▶ [WHAT NEEDS TO BE DONE] Select every line containing the word "Gate" from the material, and copy those lines.

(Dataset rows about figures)
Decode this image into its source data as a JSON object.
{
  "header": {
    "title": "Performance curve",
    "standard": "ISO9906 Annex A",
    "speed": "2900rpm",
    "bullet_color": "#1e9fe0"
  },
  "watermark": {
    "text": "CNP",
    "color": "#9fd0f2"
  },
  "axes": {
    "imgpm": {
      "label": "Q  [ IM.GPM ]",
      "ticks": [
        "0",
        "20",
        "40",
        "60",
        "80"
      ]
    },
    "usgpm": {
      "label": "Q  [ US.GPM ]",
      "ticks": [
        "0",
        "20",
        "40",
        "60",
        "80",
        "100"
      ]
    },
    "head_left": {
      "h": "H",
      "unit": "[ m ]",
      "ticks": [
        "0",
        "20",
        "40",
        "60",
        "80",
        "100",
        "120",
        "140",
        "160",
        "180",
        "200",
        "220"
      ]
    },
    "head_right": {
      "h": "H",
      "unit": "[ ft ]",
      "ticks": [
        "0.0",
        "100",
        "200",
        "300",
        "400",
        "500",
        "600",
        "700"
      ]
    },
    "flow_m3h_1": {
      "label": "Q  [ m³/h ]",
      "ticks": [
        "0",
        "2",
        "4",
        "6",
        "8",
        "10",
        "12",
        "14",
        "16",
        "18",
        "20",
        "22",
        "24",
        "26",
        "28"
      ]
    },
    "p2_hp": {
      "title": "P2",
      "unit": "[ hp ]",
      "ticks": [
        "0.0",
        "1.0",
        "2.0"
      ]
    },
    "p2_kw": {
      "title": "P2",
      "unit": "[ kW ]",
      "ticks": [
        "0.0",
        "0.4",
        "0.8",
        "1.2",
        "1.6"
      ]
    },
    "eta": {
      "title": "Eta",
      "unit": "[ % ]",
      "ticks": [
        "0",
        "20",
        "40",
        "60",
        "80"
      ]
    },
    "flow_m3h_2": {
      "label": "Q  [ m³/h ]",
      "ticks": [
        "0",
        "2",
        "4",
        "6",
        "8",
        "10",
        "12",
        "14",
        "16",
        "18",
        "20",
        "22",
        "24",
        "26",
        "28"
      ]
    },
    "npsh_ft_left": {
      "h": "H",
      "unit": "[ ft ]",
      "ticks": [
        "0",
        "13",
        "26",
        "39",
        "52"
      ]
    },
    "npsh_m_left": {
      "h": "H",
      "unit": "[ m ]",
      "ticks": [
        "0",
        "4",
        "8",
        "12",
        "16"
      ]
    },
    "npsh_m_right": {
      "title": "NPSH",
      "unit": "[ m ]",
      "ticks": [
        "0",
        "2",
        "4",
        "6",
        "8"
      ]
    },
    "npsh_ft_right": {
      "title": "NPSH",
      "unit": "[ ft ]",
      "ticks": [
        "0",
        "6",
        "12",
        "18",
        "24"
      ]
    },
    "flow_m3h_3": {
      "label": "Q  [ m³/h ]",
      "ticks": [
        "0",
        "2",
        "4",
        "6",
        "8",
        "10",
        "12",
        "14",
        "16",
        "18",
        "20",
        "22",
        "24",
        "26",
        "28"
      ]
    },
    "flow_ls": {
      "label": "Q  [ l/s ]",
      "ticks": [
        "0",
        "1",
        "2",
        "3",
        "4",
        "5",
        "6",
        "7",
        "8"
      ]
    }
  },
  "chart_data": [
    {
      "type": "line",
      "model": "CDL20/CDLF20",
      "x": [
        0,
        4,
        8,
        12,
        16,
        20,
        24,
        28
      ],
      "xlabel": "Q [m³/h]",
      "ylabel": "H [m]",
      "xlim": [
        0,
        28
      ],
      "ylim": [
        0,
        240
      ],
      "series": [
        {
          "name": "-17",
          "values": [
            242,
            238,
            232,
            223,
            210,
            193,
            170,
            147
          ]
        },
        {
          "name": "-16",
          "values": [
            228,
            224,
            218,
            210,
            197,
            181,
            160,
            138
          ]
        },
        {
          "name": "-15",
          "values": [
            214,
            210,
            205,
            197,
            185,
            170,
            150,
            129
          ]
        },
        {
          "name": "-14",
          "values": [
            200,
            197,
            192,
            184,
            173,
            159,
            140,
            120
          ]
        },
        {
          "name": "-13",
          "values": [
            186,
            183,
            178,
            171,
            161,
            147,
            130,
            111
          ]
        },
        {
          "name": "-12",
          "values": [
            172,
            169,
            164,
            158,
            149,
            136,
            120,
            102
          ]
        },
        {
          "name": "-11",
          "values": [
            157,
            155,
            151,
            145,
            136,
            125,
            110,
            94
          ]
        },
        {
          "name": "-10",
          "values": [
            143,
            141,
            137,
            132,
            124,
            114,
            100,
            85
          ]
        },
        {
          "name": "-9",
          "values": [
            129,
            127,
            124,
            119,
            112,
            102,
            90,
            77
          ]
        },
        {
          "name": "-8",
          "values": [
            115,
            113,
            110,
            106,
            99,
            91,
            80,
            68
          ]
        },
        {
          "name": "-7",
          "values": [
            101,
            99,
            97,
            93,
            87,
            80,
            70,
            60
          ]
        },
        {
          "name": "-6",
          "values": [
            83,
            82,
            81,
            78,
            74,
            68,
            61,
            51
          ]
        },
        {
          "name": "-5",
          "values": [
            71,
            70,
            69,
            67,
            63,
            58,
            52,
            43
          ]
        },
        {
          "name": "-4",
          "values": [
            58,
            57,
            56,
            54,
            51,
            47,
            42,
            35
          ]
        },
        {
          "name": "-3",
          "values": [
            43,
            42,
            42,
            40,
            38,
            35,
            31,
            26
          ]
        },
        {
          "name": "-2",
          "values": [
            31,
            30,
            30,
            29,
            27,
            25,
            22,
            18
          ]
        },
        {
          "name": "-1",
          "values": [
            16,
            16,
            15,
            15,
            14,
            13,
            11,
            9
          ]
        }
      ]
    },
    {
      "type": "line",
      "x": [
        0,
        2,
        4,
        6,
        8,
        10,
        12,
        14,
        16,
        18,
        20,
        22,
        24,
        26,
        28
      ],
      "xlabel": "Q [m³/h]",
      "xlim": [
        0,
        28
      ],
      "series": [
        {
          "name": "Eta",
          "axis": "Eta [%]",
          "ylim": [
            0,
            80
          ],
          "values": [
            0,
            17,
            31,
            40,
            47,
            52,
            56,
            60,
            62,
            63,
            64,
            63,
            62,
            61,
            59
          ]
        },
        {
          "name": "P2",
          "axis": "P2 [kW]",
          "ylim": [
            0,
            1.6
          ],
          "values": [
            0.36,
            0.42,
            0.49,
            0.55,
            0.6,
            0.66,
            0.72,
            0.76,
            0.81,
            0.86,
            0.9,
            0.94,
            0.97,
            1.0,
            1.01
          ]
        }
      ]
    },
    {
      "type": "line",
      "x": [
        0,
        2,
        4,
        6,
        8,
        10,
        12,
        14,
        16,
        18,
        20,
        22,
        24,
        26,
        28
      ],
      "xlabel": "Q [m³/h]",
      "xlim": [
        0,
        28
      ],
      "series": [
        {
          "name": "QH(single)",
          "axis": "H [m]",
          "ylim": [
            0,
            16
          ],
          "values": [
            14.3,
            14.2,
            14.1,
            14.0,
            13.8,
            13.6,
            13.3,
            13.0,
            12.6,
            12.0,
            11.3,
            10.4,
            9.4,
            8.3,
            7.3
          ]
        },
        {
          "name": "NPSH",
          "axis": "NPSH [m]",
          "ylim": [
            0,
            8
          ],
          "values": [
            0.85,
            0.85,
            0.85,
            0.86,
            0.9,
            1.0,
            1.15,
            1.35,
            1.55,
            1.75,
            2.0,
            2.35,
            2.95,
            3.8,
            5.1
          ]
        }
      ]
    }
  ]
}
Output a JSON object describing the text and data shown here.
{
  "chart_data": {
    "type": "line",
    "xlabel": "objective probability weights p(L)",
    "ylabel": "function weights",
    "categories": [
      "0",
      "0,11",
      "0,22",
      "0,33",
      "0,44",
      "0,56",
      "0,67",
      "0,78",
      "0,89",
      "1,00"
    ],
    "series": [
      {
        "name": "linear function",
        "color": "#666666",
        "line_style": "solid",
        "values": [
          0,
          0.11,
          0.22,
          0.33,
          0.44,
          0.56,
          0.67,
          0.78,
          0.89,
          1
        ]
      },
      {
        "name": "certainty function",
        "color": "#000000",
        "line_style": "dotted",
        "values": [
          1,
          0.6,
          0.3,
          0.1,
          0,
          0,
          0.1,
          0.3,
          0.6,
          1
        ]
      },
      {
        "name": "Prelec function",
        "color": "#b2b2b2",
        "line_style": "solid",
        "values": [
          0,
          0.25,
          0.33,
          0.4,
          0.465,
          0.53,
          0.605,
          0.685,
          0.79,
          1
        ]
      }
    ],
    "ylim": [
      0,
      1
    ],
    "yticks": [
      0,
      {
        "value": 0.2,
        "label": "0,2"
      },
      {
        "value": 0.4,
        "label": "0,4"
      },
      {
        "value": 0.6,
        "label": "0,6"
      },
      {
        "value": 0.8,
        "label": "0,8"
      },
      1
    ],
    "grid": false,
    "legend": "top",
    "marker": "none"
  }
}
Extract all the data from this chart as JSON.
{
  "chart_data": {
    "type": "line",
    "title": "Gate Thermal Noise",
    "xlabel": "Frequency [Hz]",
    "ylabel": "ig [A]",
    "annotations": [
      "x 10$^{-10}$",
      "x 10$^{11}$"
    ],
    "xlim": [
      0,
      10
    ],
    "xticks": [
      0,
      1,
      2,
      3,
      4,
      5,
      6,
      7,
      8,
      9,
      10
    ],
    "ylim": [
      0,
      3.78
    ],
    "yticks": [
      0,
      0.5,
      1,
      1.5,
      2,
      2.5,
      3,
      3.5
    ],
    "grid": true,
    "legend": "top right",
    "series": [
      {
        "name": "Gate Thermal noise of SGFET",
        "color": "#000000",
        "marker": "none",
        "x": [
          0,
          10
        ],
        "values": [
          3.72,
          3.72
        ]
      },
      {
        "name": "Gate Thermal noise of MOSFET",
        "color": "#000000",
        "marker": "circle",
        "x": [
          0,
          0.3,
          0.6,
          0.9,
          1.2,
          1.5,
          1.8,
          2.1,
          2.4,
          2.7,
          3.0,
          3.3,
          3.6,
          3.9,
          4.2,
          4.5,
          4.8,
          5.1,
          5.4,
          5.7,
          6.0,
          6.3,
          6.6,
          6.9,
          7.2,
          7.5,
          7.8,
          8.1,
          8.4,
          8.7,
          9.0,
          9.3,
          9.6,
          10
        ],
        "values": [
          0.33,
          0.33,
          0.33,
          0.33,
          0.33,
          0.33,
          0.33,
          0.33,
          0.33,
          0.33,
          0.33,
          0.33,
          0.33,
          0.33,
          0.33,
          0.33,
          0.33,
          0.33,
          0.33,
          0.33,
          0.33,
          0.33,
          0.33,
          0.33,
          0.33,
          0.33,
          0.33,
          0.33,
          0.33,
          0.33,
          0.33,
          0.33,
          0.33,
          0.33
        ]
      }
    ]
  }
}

▶ [SOLUTION TO THIS TASK]
    "title": "Gate Thermal Noise",
        "name": "Gate Thermal noise of SGFET",
        "name": "Gate Thermal noise of MOSFET",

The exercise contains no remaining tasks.